**WRITTEN PROBLEM**
Give the data below again, word for word.

**RECORDS TO PROCESS**
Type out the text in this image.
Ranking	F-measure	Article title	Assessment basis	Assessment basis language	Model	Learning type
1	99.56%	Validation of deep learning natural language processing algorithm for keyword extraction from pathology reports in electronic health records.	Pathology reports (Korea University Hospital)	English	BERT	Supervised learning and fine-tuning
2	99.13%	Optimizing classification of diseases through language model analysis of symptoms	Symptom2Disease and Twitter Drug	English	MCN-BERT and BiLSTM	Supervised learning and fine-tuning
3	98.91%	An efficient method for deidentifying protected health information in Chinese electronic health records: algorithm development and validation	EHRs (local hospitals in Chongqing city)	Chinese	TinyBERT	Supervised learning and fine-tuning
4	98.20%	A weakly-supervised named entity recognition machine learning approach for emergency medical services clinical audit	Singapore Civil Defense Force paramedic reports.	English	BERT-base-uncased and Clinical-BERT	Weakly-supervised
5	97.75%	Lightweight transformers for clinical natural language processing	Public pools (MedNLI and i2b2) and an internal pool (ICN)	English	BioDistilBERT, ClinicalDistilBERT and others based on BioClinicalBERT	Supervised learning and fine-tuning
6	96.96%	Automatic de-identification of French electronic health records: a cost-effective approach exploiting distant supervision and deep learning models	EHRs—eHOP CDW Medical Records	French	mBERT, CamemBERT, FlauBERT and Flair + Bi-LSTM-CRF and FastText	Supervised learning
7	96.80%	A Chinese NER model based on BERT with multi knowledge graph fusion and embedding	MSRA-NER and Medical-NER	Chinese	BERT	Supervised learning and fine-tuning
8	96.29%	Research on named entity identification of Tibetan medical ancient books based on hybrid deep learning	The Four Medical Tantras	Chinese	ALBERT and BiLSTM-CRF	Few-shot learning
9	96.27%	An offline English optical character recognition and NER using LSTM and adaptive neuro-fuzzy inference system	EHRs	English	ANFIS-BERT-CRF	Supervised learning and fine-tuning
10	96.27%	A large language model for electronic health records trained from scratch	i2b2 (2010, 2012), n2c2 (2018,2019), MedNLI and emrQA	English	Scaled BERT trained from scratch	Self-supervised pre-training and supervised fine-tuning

**OUTPUT BELOW**
Type out the text in this image.
Ranking	F-measure	Article title	Assessment basis	Assessment basis language	Model	Learning type
1	99.56%	Validation of deep learning natural language processing algorithm for keyword extraction from pathology reports in electronic health records.	Pathology reports (Korea University Hospital)	English	BERT	Supervised learning and fine-tuning
2	99.13%	Optimizing classification of diseases through language model analysis of symptoms	Symptom2Disease and Twitter Drug	English	MCN-BERT and BiLSTM	Supervised learning and fine-tuning
3	98.91%	An efficient method for deidentifying protected health information in Chinese electronic health records: algorithm development and validation	EHRs (local hospitals in Chongqing city)	Chinese	TinyBERT	Supervised learning and fine-tuning
4	98.20%	A weakly-supervised named entity recognition machine learning approach for emergency medical services clinical audit	Singapore Civil Defense Force paramedic reports.	English	BERT-base-uncased and Clinical-BERT	Weakly-supervised
5	97.75%	Lightweight transformers for clinical natural language processing	Public pools (MedNLI and i2b2) and an internal pool (ICN)	English	BioDistilBERT, ClinicalDistilBERT and others based on BioClinicalBERT	Supervised learning and fine-tuning
6	96.96%	Automatic de-identification of French electronic health records: a cost-effective approach exploiting distant supervision and deep learning models	EHRs—eHOP CDW Medical Records	French	mBERT, CamemBERT, FlauBERT and Flair + Bi-LSTM-CRF and FastText	Supervised learning
7	96.80%	A Chinese NER model based on BERT with multi knowledge graph fusion and embedding	MSRA-NER and Medical-NER	Chinese	BERT	Supervised learning and fine-tuning
8	96.29%	Research on named entity identification of Tibetan medical ancient books based on hybrid deep learning	The Four Medical Tantras	Chinese	ALBERT and BiLSTM-CRF	Few-shot learning
9	96.27%	An offline English optical character recognition and NER using LSTM and adaptive neuro-fuzzy inference system	EHRs	English	ANFIS-BERT-CRF	Supervised learning and fine-tuning
10	96.27%	A large language model for electronic health records trained from scratch	i2b2 (2010, 2012), n2c2 (2018,2019), MedNLI and emrQA	English	Scaled BERT trained from scratch	Self-supervised pre-training and supervised fine-tuning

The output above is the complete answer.